■ Exercise description ■
Go through the listing and copy each line with the string "spoj".
-- START OF Data to process --
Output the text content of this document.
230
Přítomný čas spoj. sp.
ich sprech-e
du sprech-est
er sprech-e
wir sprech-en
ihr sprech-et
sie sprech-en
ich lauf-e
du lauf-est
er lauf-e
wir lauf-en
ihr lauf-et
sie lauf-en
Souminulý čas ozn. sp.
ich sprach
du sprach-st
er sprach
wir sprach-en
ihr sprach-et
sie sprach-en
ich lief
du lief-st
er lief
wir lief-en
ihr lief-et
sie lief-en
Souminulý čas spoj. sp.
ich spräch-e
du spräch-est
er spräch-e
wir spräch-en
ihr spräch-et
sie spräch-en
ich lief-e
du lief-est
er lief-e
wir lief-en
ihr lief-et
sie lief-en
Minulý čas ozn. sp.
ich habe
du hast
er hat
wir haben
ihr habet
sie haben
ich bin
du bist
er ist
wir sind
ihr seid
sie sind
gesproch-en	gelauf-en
-- END OF Data to process --
■ Solution to the exercise ■
Přítomný čas spoj. sp.
Souminulý čas spoj. sp.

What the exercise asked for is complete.